── DATASET RECORDS ──

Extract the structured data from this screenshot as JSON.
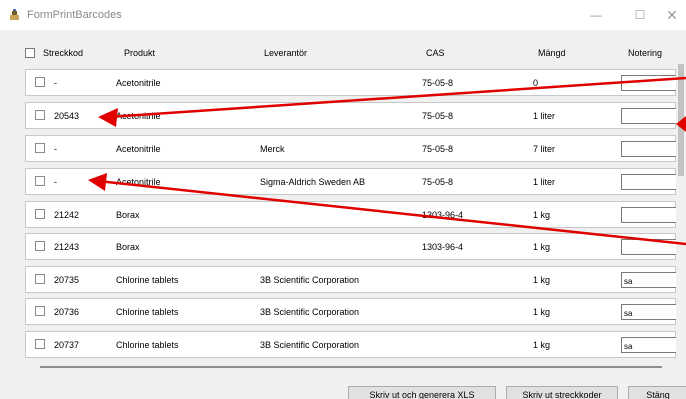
{
  "window": {
    "title": "FormPrintBarcodes",
    "minimize": "—",
    "maximize": "☐",
    "close": "✕"
  },
  "columns": {
    "code": "Streckkod",
    "product": "Produkt",
    "supplier": "Leverantör",
    "cas": "CAS",
    "quantity": "Mängd",
    "note": "Notering"
  },
  "rows": [
    {
      "code": "-",
      "product": "Acetonitrile",
      "supplier": "",
      "cas": "75-05-8",
      "quantity": "0",
      "note": ""
    },
    {
      "code": "20543",
      "product": "Acetonitrile",
      "supplier": "",
      "cas": "75-05-8",
      "quantity": "1 liter",
      "note": ""
    },
    {
      "code": "-",
      "product": "Acetonitrile",
      "supplier": "Merck",
      "cas": "75-05-8",
      "quantity": "7 liter",
      "note": ""
    },
    {
      "code": "-",
      "product": "Acetonitrile",
      "supplier": "Sigma-Aldrich Sweden AB",
      "cas": "75-05-8",
      "quantity": "1 liter",
      "note": ""
    },
    {
      "code": "21242",
      "product": "Borax",
      "supplier": "",
      "cas": "1303-96-4",
      "quantity": "1 kg",
      "note": ""
    },
    {
      "code": "21243",
      "product": "Borax",
      "supplier": "",
      "cas": "1303-96-4",
      "quantity": "1 kg",
      "note": ""
    },
    {
      "code": "20735",
      "product": "Chlorine tablets",
      "supplier": "3B Scientific Corporation",
      "cas": "",
      "quantity": "1 kg",
      "note": "sa"
    },
    {
      "code": "20736",
      "product": "Chlorine tablets",
      "supplier": "3B Scientific Corporation",
      "cas": "",
      "quantity": "1 kg",
      "note": "sa"
    },
    {
      "code": "20737",
      "product": "Chlorine tablets",
      "supplier": "3B Scientific Corporation",
      "cas": "",
      "quantity": "1 kg",
      "note": "sa"
    }
  ],
  "buttons": {
    "generate_xls": "Skriv ut och generera XLS",
    "print_barcodes": "Skriv ut streckkoder",
    "close": "Stäng"
  },
  "colors": {
    "annotation_arrow": "#e00000"
  }
}
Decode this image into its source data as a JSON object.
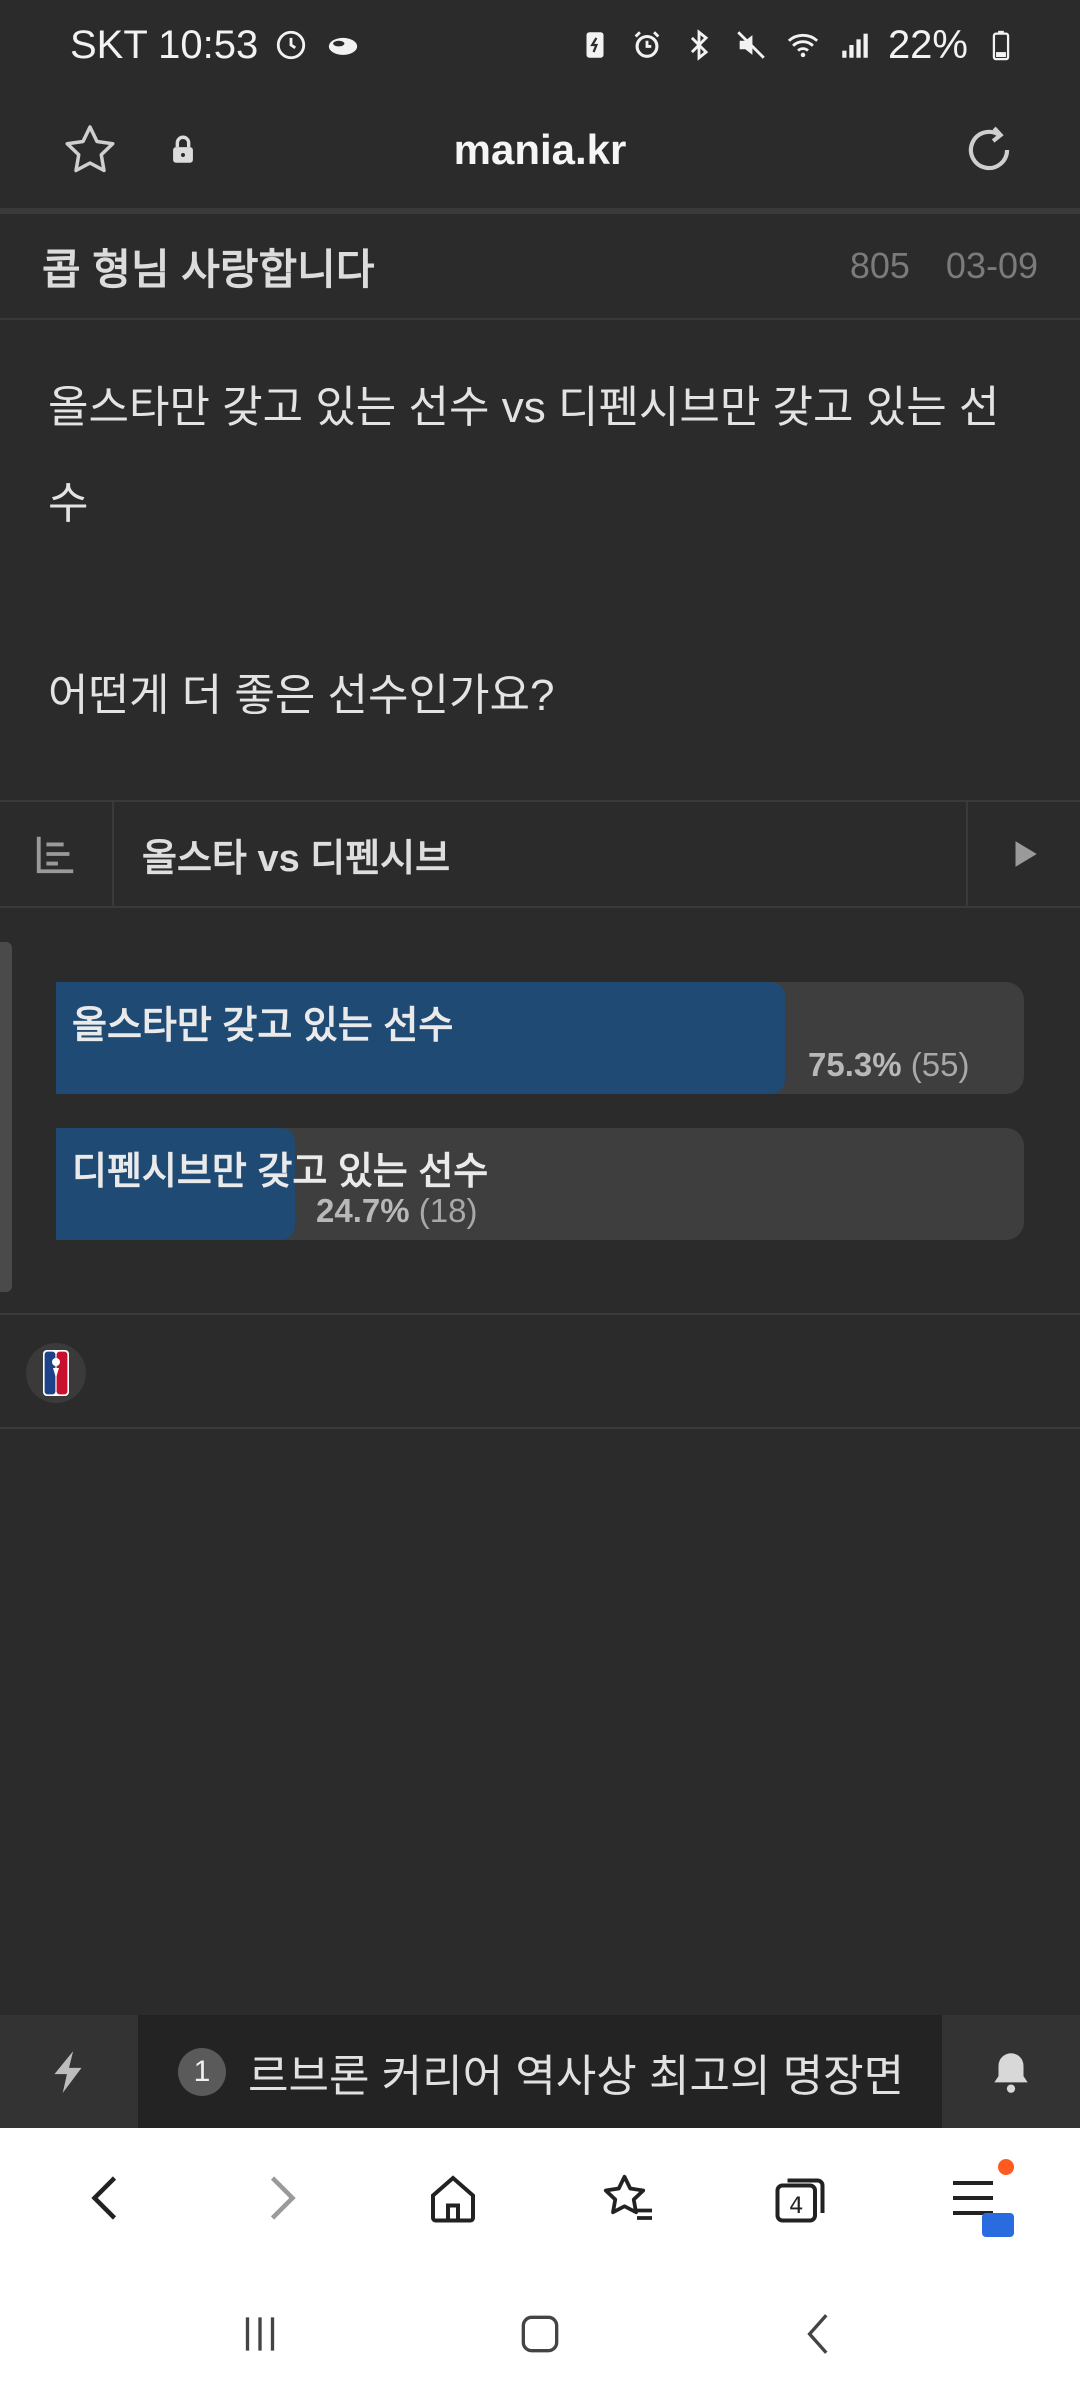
{
  "status_bar": {
    "carrier_time": "SKT 10:53",
    "battery": "22%"
  },
  "url_bar": {
    "domain": "mania.kr"
  },
  "post": {
    "title": "콥 형님 사랑합니다",
    "views": "805",
    "date": "03-09",
    "body_line1": "올스타만 갖고 있는 선수 vs 디펜시브만 갖고 있는 선",
    "body_line2": "수",
    "body_line3": "어떤게 더 좋은 선수인가요?"
  },
  "poll": {
    "title": "올스타 vs 디펜시브",
    "options": [
      {
        "label": "올스타만 갖고 있는 선수",
        "percent": "75.3%",
        "count": "(55)",
        "fraction": 0.753
      },
      {
        "label": "디펜시브만 갖고 있는 선수",
        "percent": "24.7%",
        "count": "(18)",
        "fraction": 0.247
      }
    ]
  },
  "ticker": {
    "rank": "1",
    "headline": "르브론 커리어 역사상 최고의 명장면"
  },
  "browser_nav": {
    "tab_count": "4"
  },
  "colors": {
    "background": "#2b2b2b",
    "poll_fill": "#1f4a74",
    "poll_track": "#3e3e3e",
    "menu_dot": "#ff5a1f"
  }
}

───

TASK: Return the listing above in full and without alteration, excluding its pictures.

OUTPUT BELOW:
Extract the structured data from this screenshot as JSON.
{
  "window": {
    "title": "FormPrintBarcodes",
    "minimize": "—",
    "maximize": "☐",
    "close": "✕"
  },
  "columns": {
    "code": "Streckkod",
    "product": "Produkt",
    "supplier": "Leverantör",
    "cas": "CAS",
    "quantity": "Mängd",
    "note": "Notering"
  },
  "rows": [
    {
      "code": "-",
      "product": "Acetonitrile",
      "supplier": "",
      "cas": "75-05-8",
      "quantity": "0",
      "note": ""
    },
    {
      "code": "20543",
      "product": "Acetonitrile",
      "supplier": "",
      "cas": "75-05-8",
      "quantity": "1 liter",
      "note": ""
    },
    {
      "code": "-",
      "product": "Acetonitrile",
      "supplier": "Merck",
      "cas": "75-05-8",
      "quantity": "7 liter",
      "note": ""
    },
    {
      "code": "-",
      "product": "Acetonitrile",
      "supplier": "Sigma-Aldrich Sweden AB",
      "cas": "75-05-8",
      "quantity": "1 liter",
      "note": ""
    },
    {
      "code": "21242",
      "product": "Borax",
      "supplier": "",
      "cas": "1303-96-4",
      "quantity": "1 kg",
      "note": ""
    },
    {
      "code": "21243",
      "product": "Borax",
      "supplier": "",
      "cas": "1303-96-4",
      "quantity": "1 kg",
      "note": ""
    },
    {
      "code": "20735",
      "product": "Chlorine tablets",
      "supplier": "3B Scientific Corporation",
      "cas": "",
      "quantity": "1 kg",
      "note": "sa"
    },
    {
      "code": "20736",
      "product": "Chlorine tablets",
      "supplier": "3B Scientific Corporation",
      "cas": "",
      "quantity": "1 kg",
      "note": "sa"
    },
    {
      "code": "20737",
      "product": "Chlorine tablets",
      "supplier": "3B Scientific Corporation",
      "cas": "",
      "quantity": "1 kg",
      "note": "sa"
    }
  ],
  "buttons": {
    "generate_xls": "Skriv ut och generera XLS",
    "print_barcodes": "Skriv ut streckkoder",
    "close": "Stäng"
  },
  "colors": {
    "annotation_arrow": "#e00000"
  }
}
Decode this image into its source data as a JSON object.
{
  "status_bar": {
    "carrier_time": "SKT 10:53",
    "battery": "22%"
  },
  "url_bar": {
    "domain": "mania.kr"
  },
  "post": {
    "title": "콥 형님 사랑합니다",
    "views": "805",
    "date": "03-09",
    "body_line1": "올스타만 갖고 있는 선수 vs 디펜시브만 갖고 있는 선",
    "body_line2": "수",
    "body_line3": "어떤게 더 좋은 선수인가요?"
  },
  "poll": {
    "title": "올스타 vs 디펜시브",
    "options": [
      {
        "label": "올스타만 갖고 있는 선수",
        "percent": "75.3%",
        "count": "(55)",
        "fraction": 0.753
      },
      {
        "label": "디펜시브만 갖고 있는 선수",
        "percent": "24.7%",
        "count": "(18)",
        "fraction": 0.247
      }
    ]
  },
  "ticker": {
    "rank": "1",
    "headline": "르브론 커리어 역사상 최고의 명장면"
  },
  "browser_nav": {
    "tab_count": "4"
  },
  "colors": {
    "background": "#2b2b2b",
    "poll_fill": "#1f4a74",
    "poll_track": "#3e3e3e",
    "menu_dot": "#ff5a1f"
  }
}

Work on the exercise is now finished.